SOURCE RECORDS —
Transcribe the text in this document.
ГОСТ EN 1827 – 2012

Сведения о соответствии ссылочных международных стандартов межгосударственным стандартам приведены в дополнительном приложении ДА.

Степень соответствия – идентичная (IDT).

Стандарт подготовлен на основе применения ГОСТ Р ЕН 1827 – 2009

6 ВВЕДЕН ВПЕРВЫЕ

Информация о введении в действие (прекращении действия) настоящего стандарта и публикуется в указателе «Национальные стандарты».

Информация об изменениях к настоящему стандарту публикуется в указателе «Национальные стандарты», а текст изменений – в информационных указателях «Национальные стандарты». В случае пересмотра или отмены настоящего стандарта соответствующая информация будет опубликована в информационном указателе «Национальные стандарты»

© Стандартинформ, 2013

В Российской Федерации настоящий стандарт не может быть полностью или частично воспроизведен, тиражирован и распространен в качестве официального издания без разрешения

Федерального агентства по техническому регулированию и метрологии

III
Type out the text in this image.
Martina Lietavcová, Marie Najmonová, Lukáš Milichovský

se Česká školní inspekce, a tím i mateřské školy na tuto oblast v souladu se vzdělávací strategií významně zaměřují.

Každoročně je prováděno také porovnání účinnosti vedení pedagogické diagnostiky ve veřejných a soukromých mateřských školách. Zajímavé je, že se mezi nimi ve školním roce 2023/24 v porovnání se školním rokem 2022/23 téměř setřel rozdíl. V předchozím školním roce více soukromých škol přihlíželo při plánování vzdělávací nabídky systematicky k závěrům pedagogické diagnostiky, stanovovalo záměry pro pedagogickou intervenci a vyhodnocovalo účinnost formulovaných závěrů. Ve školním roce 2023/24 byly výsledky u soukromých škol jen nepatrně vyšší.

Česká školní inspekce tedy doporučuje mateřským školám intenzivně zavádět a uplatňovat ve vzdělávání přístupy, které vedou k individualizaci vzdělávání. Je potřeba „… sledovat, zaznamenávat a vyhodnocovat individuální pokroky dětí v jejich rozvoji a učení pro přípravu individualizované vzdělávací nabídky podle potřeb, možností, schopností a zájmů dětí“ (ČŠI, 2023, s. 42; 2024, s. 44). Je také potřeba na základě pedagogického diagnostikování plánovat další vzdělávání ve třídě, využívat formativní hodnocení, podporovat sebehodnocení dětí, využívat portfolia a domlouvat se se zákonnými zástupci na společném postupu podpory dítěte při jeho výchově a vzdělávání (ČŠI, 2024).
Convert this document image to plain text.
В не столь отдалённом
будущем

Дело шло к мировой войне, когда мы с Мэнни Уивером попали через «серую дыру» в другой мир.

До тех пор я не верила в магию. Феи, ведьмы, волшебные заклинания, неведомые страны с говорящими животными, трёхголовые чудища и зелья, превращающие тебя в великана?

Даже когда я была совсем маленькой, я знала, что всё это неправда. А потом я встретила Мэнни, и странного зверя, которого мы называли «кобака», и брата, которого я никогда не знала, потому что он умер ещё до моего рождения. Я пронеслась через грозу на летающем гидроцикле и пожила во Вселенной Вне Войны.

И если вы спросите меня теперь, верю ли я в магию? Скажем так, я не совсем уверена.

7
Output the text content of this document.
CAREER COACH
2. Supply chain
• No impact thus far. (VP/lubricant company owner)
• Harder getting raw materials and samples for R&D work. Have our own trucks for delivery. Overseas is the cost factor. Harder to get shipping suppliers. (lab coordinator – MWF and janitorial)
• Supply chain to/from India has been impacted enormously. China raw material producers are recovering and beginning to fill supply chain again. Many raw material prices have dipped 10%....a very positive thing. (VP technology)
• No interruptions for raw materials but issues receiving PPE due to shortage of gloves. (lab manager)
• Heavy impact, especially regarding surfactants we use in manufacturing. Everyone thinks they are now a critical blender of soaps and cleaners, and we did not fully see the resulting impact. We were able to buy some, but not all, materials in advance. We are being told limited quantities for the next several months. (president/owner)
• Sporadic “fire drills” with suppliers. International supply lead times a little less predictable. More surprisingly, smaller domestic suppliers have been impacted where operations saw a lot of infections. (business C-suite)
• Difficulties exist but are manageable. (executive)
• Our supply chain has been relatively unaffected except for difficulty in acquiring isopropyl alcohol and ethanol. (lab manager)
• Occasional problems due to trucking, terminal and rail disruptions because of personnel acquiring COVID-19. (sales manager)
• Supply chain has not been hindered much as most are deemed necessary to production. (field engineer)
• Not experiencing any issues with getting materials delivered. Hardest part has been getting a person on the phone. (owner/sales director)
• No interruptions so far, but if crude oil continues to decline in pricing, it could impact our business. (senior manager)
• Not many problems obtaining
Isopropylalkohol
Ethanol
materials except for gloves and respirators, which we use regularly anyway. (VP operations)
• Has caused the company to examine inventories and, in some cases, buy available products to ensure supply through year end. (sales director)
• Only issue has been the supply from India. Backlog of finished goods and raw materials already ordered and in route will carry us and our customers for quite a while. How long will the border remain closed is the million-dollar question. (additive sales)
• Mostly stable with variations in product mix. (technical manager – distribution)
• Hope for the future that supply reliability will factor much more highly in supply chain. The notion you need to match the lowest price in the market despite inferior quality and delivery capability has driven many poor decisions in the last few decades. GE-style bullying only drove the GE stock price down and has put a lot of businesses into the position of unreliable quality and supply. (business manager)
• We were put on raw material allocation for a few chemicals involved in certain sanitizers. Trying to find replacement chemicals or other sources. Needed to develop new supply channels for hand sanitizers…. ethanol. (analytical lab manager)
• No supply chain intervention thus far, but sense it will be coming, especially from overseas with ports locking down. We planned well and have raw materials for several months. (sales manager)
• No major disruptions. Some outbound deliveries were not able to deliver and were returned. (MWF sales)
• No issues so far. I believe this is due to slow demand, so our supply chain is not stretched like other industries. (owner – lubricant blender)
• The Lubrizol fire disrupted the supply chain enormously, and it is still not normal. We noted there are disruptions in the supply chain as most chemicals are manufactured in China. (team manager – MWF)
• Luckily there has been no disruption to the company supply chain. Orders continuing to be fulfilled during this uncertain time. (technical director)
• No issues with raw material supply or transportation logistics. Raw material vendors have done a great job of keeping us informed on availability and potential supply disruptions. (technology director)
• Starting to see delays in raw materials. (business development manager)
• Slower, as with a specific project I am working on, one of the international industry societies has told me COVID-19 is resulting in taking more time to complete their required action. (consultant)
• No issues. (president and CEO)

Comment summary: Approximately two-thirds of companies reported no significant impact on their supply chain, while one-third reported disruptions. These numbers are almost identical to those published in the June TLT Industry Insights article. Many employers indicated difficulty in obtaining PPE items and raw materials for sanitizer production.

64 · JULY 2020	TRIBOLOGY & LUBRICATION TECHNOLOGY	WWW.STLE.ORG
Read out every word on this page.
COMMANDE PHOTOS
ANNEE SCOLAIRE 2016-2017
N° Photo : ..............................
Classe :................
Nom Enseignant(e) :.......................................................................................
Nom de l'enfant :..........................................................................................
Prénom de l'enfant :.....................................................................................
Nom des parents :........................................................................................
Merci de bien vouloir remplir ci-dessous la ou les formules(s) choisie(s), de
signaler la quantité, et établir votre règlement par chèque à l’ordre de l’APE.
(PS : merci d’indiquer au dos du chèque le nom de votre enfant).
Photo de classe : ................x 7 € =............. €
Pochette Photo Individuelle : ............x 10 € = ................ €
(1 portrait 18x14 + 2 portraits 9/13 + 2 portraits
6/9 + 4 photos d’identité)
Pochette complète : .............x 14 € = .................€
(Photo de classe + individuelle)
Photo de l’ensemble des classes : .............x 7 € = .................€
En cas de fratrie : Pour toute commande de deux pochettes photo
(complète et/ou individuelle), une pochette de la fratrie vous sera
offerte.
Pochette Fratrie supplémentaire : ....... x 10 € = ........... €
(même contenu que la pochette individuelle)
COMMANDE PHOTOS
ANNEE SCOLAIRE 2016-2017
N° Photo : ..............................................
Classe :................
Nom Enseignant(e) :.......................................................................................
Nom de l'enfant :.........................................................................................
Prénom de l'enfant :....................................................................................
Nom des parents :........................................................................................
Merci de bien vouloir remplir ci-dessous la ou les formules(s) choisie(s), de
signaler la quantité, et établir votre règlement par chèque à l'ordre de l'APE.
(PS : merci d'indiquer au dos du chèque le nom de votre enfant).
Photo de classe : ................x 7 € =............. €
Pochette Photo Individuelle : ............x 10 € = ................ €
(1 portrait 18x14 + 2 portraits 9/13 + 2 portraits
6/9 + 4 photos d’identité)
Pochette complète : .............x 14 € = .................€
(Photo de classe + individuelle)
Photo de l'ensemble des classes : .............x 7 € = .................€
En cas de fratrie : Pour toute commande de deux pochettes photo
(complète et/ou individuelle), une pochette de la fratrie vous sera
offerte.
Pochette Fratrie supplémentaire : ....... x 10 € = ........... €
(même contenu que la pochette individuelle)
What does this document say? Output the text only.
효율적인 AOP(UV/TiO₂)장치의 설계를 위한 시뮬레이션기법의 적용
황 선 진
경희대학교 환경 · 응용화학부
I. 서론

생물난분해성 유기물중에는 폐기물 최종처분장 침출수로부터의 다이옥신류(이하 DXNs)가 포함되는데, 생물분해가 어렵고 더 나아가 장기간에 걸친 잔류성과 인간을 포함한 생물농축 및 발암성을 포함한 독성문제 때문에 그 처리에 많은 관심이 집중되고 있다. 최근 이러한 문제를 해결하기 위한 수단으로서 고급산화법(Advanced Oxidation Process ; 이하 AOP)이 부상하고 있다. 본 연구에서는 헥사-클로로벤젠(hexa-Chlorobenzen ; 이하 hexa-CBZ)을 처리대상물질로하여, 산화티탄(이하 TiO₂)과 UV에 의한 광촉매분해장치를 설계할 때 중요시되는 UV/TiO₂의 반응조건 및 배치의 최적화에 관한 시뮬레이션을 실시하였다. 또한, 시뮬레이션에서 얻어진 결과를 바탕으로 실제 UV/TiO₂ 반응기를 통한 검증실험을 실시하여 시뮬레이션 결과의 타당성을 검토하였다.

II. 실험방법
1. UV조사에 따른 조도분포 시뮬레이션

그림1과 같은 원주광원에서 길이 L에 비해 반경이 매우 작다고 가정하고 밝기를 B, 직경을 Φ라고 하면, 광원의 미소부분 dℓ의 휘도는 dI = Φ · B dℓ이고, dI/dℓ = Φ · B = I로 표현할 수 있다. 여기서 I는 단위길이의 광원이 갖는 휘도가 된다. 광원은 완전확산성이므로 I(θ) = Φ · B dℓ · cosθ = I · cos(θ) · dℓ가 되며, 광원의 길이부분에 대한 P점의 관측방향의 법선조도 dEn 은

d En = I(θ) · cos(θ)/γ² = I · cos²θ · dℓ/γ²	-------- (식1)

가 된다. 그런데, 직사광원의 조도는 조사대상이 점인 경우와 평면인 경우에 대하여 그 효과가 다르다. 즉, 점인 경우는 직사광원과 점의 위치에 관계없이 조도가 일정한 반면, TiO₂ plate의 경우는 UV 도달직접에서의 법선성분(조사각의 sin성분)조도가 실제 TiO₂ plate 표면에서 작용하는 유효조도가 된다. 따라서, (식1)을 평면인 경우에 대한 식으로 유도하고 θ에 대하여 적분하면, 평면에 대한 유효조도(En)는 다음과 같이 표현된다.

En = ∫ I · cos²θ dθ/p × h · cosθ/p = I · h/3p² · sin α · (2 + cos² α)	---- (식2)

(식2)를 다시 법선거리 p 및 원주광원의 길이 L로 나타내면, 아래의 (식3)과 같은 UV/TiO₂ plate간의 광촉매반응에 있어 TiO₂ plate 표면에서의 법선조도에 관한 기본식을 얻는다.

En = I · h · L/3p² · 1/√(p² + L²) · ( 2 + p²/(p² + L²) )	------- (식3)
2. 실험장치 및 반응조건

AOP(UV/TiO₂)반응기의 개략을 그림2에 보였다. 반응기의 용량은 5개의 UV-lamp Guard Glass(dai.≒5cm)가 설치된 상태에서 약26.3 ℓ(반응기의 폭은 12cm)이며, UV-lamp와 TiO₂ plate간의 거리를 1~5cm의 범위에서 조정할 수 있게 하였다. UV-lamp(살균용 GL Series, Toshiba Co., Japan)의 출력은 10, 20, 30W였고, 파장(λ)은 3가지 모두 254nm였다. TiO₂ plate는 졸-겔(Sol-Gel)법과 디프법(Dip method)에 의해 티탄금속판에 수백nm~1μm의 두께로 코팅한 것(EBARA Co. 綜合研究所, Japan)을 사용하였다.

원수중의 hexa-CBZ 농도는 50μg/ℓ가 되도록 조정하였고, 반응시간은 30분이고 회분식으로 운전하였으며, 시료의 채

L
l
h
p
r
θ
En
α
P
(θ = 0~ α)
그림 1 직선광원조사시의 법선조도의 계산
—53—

EXERCISE — Across all the entries, count the lines that contain the word "delivery" and give the number by itself.

WORKED ANSWER — 2